[concurrency-interest] Enforcing total sync order on modern hardware
Alexander Terekhov
TEREKHOV at de.ibm.com
Tue Mar 24 16:12:14 EDT 2015
"Put another way, a system may pass this test and still fail IRIW"
I don't think so, do you have a real world example?
Marko Topolnik <marko at hazelcast.com>@cs.oswego.edu on 24.03.2015 20:30:41
Sent by: concurrency-interest-bounces at cs.oswego.edu
To: Alexander Terekhov/Germany/IBM at IBMDE
cc: concurrency-interest <Concurrency-interest at cs.oswego.edu>
Subject: Re: [concurrency-interest] Enforcing total sync order on modern
hardware
On Tue, Mar 24, 2015 at 7:15 PM, Alexander Terekhov <TEREKHOV at de.ibm.com>
wrote:
again, IRIW is about write atomicity... minimal scenario for that
needs
only three threads:
T1: X = 1;
T2: if (X) Y = 1;
T3: A = Y; B = X;
A == 1 && B == 0 is possible without write atomicity.
But this dispenses with the essential feature of IRIW, which is the
independency of two writes so that any other thread can receive them in
arbitrary order without breaching causality. In your example you have
second write dependent on the first, introducing a clear happens-before
edge between X = 1 and Y = 1. Put another way, a system may pass this test
and still fail IRIW. Therefore they cannot be considered equivalent.
---
Marko
Marko Topolnik <marko at hazelcast.com> on 24.03.2015 18:44:16
To: Oleksandr Otenko <oleksandr.otenko at oracle.com>
cc: Alexander Terekhov/Germany/IBM at IBMDE, concurrency-interest
<Concurrency-interest at cs.oswego.edu>
Subject: Re: [concurrency-interest] Enforcing total sync order
on modern
hardware
On Tue, Mar 24, 2015 at 3:32 PM, Oleksandr Otenko <
oleksandr.otenko at oracle.com> wrote:
The outcome r1==0, r3==0 is disallowed through the same
reasoning in
Dekker's idiom as in IRIW: since r1==0, y=1 must not happen
before
r1=y; then r3=x, being after y=1 in program order, must also
not
precede r1=y, and transitively cannot precede x=1. You need
this step
that from "Y must not precede X" follows that "X happens-before
Y" -
but that's what makes the order total.

→ EXTRACTED DATA
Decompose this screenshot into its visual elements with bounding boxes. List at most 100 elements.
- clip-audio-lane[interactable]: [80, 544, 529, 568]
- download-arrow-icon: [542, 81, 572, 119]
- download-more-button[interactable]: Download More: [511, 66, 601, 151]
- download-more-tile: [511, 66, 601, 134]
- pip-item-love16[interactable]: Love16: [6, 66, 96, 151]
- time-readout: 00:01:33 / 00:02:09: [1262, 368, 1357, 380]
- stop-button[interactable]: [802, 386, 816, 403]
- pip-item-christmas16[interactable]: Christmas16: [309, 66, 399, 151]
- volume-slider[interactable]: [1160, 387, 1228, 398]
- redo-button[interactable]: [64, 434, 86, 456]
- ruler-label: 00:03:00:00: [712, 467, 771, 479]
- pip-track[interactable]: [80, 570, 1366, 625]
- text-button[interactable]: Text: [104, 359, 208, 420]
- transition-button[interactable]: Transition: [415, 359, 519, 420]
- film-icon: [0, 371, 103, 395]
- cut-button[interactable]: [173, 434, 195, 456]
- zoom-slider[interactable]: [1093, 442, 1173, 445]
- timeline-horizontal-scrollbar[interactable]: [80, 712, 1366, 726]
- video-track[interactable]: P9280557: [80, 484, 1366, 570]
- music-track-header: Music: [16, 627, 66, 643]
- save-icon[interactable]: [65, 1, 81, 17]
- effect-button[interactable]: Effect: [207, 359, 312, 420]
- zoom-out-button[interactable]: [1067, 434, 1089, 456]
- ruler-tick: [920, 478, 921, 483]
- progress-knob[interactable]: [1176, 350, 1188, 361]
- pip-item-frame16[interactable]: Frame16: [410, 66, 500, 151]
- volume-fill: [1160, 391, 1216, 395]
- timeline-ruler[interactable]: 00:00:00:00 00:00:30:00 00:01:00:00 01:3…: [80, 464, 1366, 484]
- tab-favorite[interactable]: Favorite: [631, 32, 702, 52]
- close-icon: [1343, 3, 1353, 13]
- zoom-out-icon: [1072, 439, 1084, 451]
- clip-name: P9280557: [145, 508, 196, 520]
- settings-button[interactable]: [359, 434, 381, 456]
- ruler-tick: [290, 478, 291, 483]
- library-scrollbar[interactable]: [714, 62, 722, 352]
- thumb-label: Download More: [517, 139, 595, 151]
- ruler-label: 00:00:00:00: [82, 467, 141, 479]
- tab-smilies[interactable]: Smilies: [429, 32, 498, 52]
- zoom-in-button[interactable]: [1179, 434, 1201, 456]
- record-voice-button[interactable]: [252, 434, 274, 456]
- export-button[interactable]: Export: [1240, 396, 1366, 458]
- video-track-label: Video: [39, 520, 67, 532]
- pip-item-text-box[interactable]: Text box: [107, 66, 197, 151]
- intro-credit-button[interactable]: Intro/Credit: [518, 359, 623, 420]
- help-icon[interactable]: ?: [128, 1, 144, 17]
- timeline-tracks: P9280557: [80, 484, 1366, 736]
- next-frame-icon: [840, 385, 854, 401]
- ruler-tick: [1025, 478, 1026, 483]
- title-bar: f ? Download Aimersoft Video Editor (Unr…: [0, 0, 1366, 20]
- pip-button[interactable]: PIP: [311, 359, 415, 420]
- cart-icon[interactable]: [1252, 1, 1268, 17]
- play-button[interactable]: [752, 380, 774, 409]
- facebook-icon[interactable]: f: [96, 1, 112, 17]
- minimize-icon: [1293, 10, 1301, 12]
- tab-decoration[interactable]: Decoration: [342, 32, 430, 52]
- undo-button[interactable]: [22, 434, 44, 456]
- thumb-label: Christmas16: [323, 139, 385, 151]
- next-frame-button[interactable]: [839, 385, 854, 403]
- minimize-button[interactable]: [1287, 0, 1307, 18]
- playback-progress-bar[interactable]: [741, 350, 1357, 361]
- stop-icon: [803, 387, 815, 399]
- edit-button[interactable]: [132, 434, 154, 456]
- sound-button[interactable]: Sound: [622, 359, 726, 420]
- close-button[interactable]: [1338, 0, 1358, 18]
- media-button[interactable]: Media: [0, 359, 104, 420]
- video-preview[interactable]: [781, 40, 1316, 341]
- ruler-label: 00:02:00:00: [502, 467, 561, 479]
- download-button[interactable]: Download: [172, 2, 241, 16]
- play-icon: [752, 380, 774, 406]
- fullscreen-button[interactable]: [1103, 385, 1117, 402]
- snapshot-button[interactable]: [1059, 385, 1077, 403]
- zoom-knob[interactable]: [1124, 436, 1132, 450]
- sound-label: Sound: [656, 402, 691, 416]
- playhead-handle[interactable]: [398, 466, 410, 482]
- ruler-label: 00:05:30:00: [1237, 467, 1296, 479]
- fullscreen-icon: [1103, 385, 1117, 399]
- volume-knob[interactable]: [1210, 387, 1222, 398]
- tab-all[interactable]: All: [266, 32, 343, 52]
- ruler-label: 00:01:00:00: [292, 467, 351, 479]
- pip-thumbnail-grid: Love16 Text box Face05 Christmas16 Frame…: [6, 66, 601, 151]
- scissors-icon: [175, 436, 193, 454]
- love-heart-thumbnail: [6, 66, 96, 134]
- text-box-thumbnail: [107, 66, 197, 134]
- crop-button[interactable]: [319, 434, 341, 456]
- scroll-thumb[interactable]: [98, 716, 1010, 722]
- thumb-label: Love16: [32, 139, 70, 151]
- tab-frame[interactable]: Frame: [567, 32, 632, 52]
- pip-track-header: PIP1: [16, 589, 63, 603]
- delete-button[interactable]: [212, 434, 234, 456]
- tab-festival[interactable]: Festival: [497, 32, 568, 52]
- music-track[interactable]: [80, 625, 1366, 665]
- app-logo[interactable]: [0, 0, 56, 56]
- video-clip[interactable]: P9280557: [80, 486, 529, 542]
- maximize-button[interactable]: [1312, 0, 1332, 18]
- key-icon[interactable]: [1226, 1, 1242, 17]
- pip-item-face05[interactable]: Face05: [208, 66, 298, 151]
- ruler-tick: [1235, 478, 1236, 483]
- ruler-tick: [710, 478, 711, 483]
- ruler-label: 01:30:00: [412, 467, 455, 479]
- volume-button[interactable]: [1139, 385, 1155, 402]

→ TASK REQUIREMENTS
(A) In the mailing-list exchange on enforcing total sync order, list each thread in the minimal write-atomicity scenario along with the statements it runs.
(B) In the mailing-list exchange on enforcing total sync order, which outcome of the three-thread scenario is possible without write atomicity?
(C) Resume the mailing-list exchange on enforcing total sync order from where it stops.

→ RESULTS
(A)
T1: X = 1;
T2: if (X) Y = 1;
T3: A = Y; B = X;

(B) A == 1 && B == 0

(C)
In IRIW you have the same chain of reasoning. Even if you get
rid of
synchronization order, but keep synchronizes-with and
transitive
closure, then from observing r0==1 and r2==1 you still have the
same
edges. The key here still is the conclusion that since r1==0,
y=1
must not happen before r1=y, which is the only part that
requires
total ordering - cannot be partially ordered. But it is exactly
the
same bit that cannot be partially ordered in Dekker's idiom:
r1=y
happens-before y=1 because otherwise r1=y should observe 1. If
you
don't have mutual exclusion in ordering r1=y and y=1 in
Dekker's
idiom, why would the outcome r1==0, r3==0 be forbidden?
This the IRIW (1,0,1,0) result in a happens-before diagram:
T4: x=0 --> y=0 ----> r2=y --> r3=x
/--^
T3: x=0 --> y=0 --/-----> r0=x --> r1=y
/ /---^
T2: y=1 --------/ /
/
T1: x=1 -----------/
(note that I made the setting of initial values in T3 and T4
explicit)
As you can witness, there are no violations of the union of
synchronizes-with and program order ("transitive closure", even
though that
term actually applies to something else). Therefore IRIW only
violates
sequential consistency and does not violate what I assume under the
term
"happens-before consistency".
BTW as for your earlier observation that IRIW is not minimal because
Dekker
is smaller, note that the "issue of interest" for IRIW is the
sequentially
inconsistent observation of mutually independent stores, as observed
by
mutually independent loads. Here "mutually independent" means "done
by
separate, independent threads". Clearly, IRIW is exactly the minimal
scenario for that.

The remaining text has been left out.